==== Exercise materials ====

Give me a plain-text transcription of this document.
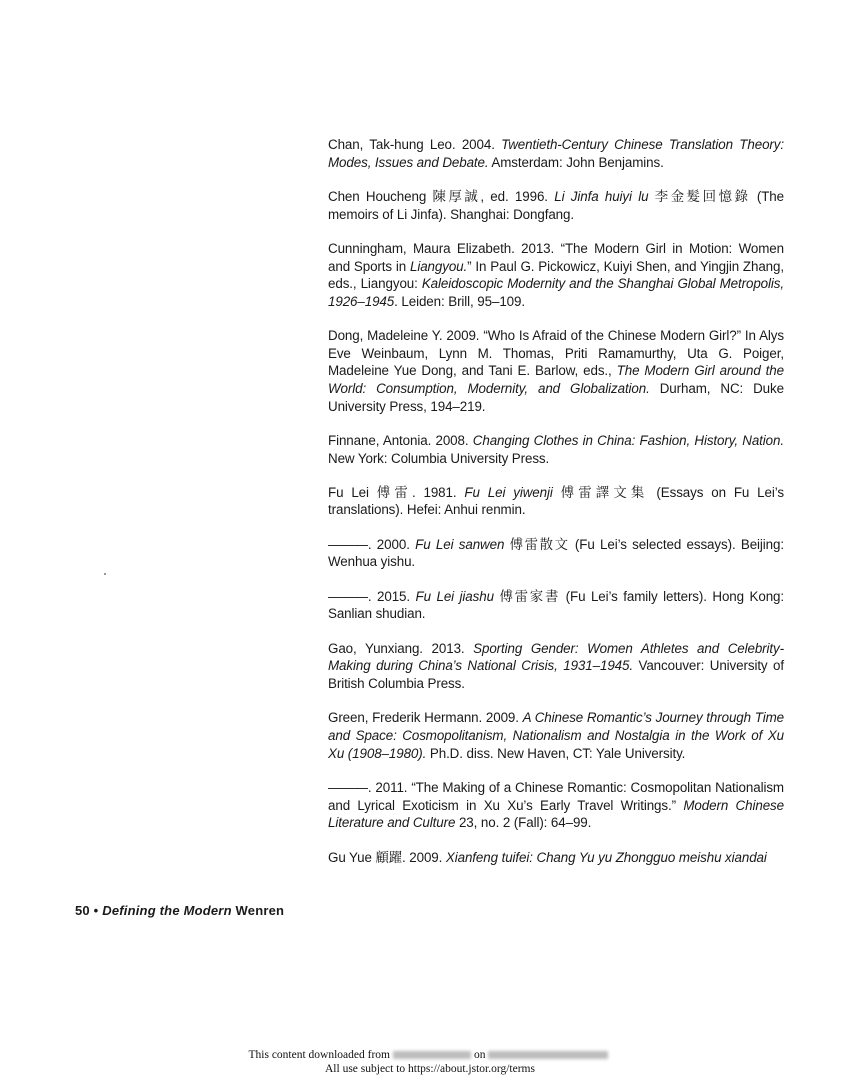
Chan, Tak-hung Leo. 2004. Twentieth-Century Chinese Translation Theory: Modes, Issues and Debate. Amsterdam: John Benjamins.

Chen Houcheng 陳厚誠, ed. 1996. Li Jinfa huiyi lu 李金髮回憶錄 (The memoirs of Li Jinfa). Shanghai: Dongfang.

Cunningham, Maura Elizabeth. 2013. “The Modern Girl in Motion: Women and Sports in Liangyou.” In Paul G. Pickowicz, Kuiyi Shen, and Yingjin Zhang, eds., Liangyou: Kaleidoscopic Modernity and the Shanghai Global Metropolis, 1926–1945. Leiden: Brill, 95–109.

Dong, Madeleine Y. 2009. “Who Is Afraid of the Chinese Modern Girl?” In Alys Eve Weinbaum, Lynn M. Thomas, Priti Ramamurthy, Uta G. Poiger, Madeleine Yue Dong, and Tani E. Barlow, eds., The Modern Girl around the World: Consumption, Modernity, and Globalization. Durham, NC: Duke University Press, 194–219.

Finnane, Antonia. 2008. Changing Clothes in China: Fashion, History, Nation. New York: Columbia University Press.

Fu Lei 傅雷. 1981. Fu Lei yiwenji 傅雷譯文集 (Essays on Fu Lei’s translations). Hefei: Anhui renmin.

———. 2000. Fu Lei sanwen 傅雷散文 (Fu Lei’s selected essays). Beijing: Wenhua yishu.

———. 2015. Fu Lei jiashu 傅雷家書 (Fu Lei’s family letters). Hong Kong: Sanlian shudian.

Gao, Yunxiang. 2013. Sporting Gender: Women Athletes and Celebrity-Making during China’s National Crisis, 1931–1945. Vancouver: University of British Columbia Press.

Green, Frederik Hermann. 2009. A Chinese Romantic’s Journey through Time and Space: Cosmopolitanism, Nationalism and Nostalgia in the Work of Xu Xu (1908–1980). Ph.D. diss. New Haven, CT: Yale University.

———. 2011. “The Making of a Chinese Romantic: Cosmopolitan Nationalism and Lyrical Exoticism in Xu Xu’s Early Travel Writings.” Modern Chinese Literature and Culture 23, no. 2 (Fall): 64–99.

Gu Yue 顧躍. 2009. Xianfeng tuifei: Chang Yu yu Zhongguo meishu xiandai

50 • Defining the Modern Wenren
This content downloaded from	on
All use subject to https://about.jstor.org/terms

====

To do -
All lines that include "Columbia" are to be gathered and copied.

Exercise output -
Finnane, Antonia. 2008. Changing Clothes in China: Fashion, History, Nation. New York: Columbia University Press.
Gao, Yunxiang. 2013. Sporting Gender: Women Athletes and Celebrity-Making during China’s National Crisis, 1931–1945. Vancouver: University of British Columbia Press.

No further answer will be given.